## Extracted data
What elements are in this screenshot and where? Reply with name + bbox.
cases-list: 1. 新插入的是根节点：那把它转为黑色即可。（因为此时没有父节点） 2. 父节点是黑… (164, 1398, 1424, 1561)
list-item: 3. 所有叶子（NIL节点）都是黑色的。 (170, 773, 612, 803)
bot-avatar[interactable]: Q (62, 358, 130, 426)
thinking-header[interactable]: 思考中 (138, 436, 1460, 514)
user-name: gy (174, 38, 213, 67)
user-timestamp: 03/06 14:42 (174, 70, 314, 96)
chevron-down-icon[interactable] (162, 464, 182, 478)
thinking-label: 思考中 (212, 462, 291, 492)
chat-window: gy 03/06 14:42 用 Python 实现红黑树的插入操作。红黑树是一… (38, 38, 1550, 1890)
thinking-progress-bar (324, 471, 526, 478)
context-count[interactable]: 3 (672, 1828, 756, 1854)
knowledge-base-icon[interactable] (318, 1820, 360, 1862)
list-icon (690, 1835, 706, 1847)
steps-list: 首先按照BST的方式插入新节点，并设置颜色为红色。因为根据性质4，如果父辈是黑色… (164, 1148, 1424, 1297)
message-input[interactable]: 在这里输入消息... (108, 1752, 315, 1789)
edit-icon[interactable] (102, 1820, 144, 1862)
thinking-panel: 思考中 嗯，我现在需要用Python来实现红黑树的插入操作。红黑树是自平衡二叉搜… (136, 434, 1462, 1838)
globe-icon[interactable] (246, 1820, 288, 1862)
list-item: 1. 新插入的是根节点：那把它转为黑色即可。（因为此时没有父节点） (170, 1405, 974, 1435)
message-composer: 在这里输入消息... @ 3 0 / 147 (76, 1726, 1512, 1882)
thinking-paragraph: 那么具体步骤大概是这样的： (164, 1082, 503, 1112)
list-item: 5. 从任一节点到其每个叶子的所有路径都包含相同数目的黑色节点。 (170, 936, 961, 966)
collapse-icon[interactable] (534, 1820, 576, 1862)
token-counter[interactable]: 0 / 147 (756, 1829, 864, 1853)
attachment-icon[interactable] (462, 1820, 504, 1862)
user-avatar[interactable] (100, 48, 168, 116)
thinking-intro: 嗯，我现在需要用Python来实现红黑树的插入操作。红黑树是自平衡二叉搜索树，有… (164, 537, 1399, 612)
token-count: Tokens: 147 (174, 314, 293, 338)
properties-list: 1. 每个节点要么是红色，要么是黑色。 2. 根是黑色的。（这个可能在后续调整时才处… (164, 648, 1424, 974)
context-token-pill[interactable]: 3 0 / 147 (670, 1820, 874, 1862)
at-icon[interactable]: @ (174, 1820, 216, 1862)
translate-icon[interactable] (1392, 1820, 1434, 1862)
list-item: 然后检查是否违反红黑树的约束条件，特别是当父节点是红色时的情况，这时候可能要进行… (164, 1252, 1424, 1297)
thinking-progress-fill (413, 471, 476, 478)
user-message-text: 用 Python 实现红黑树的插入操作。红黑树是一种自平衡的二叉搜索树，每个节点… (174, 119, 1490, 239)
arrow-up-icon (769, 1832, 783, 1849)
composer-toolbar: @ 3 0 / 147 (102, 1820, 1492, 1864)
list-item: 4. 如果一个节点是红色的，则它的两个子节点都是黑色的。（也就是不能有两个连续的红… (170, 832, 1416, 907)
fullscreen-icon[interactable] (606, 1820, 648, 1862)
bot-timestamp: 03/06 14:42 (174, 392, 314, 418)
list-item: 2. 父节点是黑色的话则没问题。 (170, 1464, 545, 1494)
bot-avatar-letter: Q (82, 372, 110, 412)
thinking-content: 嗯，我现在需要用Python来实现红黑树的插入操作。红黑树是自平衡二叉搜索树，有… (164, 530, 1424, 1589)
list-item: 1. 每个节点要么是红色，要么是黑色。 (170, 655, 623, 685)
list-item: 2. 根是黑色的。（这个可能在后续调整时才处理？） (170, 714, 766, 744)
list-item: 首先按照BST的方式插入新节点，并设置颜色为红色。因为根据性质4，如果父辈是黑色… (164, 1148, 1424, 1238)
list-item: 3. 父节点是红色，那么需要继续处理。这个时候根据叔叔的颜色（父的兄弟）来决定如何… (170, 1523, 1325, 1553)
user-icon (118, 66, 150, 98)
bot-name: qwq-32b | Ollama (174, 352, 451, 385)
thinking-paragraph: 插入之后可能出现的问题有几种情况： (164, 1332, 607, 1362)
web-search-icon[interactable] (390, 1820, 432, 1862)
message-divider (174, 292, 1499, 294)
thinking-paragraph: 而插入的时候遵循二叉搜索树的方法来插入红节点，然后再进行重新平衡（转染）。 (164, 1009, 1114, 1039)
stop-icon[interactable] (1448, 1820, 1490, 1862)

## Exercise brief
Render every line of the material above as a JSON array of strings, with one string per line and blank lines omitted.

## Problem solution
[
  "What elements are in this screenshot and where? Reply with name + bbox.",
  "cases-list: 1. 新插入的是根节点：那把它转为黑色即可。（因为此时没有父节点） 2. 父节点是黑… (164, 1398, 1424, 1561)",
  "list-item: 3. 所有叶子（NIL节点）都是黑色的。 (170, 773, 612, 803)",
  "bot-avatar[interactable]: Q (62, 358, 130, 426)",
  "thinking-header[interactable]: 思考中 (138, 436, 1460, 514)",
  "user-name: gy (174, 38, 213, 67)",
  "user-timestamp: 03/06 14:42 (174, 70, 314, 96)",
  "chevron-down-icon[interactable] (162, 464, 182, 478)",
  "thinking-label: 思考中 (212, 462, 291, 492)",
  "chat-window: gy 03/06 14:42 用 Python 实现红黑树的插入操作。红黑树是一… (38, 38, 1550, 1890)",
  "thinking-progress-bar (324, 471, 526, 478)",
  "context-count[interactable]: 3 (672, 1828, 756, 1854)",
  "knowledge-base-icon[interactable] (318, 1820, 360, 1862)",
  "list-icon (690, 1835, 706, 1847)",
  "steps-list: 首先按照BST的方式插入新节点，并设置颜色为红色。因为根据性质4，如果父辈是黑色… (164, 1148, 1424, 1297)",
  "message-input[interactable]: 在这里输入消息... (108, 1752, 315, 1789)",
  "edit-icon[interactable] (102, 1820, 144, 1862)",
  "thinking-panel: 思考中 嗯，我现在需要用Python来实现红黑树的插入操作。红黑树是自平衡二叉搜… (136, 434, 1462, 1838)",
  "globe-icon[interactable] (246, 1820, 288, 1862)",
  "list-item: 1. 新插入的是根节点：那把它转为黑色即可。（因为此时没有父节点） (170, 1405, 974, 1435)",
  "message-composer: 在这里输入消息... @ 3 0 / 147 (76, 1726, 1512, 1882)",
  "thinking-paragraph: 那么具体步骤大概是这样的： (164, 1082, 503, 1112)",
  "list-item: 5. 从任一节点到其每个叶子的所有路径都包含相同数目的黑色节点。 (170, 936, 961, 966)",
  "collapse-icon[interactable] (534, 1820, 576, 1862)",
  "token-counter[interactable]: 0 / 147 (756, 1829, 864, 1853)",
  "attachment-icon[interactable] (462, 1820, 504, 1862)",
  "user-avatar[interactable] (100, 48, 168, 116)",
  "thinking-intro: 嗯，我现在需要用Python来实现红黑树的插入操作。红黑树是自平衡二叉搜索树，有… (164, 537, 1399, 612)",
  "token-count: Tokens: 147 (174, 314, 293, 338)",
  "properties-list: 1. 每个节点要么是红色，要么是黑色。 2. 根是黑色的。（这个可能在后续调整时才处… (164, 648, 1424, 974)",
  "context-token-pill[interactable]: 3 0 / 147 (670, 1820, 874, 1862)",
  "at-icon[interactable]: @ (174, 1820, 216, 1862)",
  "translate-icon[interactable] (1392, 1820, 1434, 1862)",
  "list-item: 然后检查是否违反红黑树的约束条件，特别是当父节点是红色时的情况，这时候可能要进行… (164, 1252, 1424, 1297)",
  "thinking-progress-fill (413, 471, 476, 478)",
  "user-message-text: 用 Python 实现红黑树的插入操作。红黑树是一种自平衡的二叉搜索树，每个节点… (174, 119, 1490, 239)",
  "arrow-up-icon (769, 1832, 783, 1849)",
  "composer-toolbar: @ 3 0 / 147 (102, 1820, 1492, 1864)",
  "list-item: 4. 如果一个节点是红色的，则它的两个子节点都是黑色的。（也就是不能有两个连续的红… (170, 832, 1416, 907)",
  "fullscreen-icon[interactable] (606, 1820, 648, 1862)",
  "bot-timestamp: 03/06 14:42 (174, 392, 314, 418)",
  "list-item: 2. 父节点是黑色的话则没问题。 (170, 1464, 545, 1494)",
  "bot-avatar-letter: Q (82, 372, 110, 412)",
  "thinking-content: 嗯，我现在需要用Python来实现红黑树的插入操作。红黑树是自平衡二叉搜索树，有… (164, 530, 1424, 1589)",
  "list-item: 1. 每个节点要么是红色，要么是黑色。 (170, 655, 623, 685)",
  "list-item: 2. 根是黑色的。（这个可能在后续调整时才处理？） (170, 714, 766, 744)",
  "list-item: 首先按照BST的方式插入新节点，并设置颜色为红色。因为根据性质4，如果父辈是黑色… (164, 1148, 1424, 1238)",
  "list-item: 3. 父节点是红色，那么需要继续处理。这个时候根据叔叔的颜色（父的兄弟）来决定如何… (170, 1523, 1325, 1553)",
  "user-icon (118, 66, 150, 98)",
  "bot-name: qwq-32b | Ollama (174, 352, 451, 385)",
  "thinking-paragraph: 插入之后可能出现的问题有几种情况： (164, 1332, 607, 1362)",
  "web-search-icon[interactable] (390, 1820, 432, 1862)",
  "message-divider (174, 292, 1499, 294)",
  "thinking-paragraph: 而插入的时候遵循二叉搜索树的方法来插入红节点，然后再进行重新平衡（转染）。 (164, 1009, 1114, 1039)",
  "stop-icon[interactable] (1448, 1820, 1490, 1862)"
]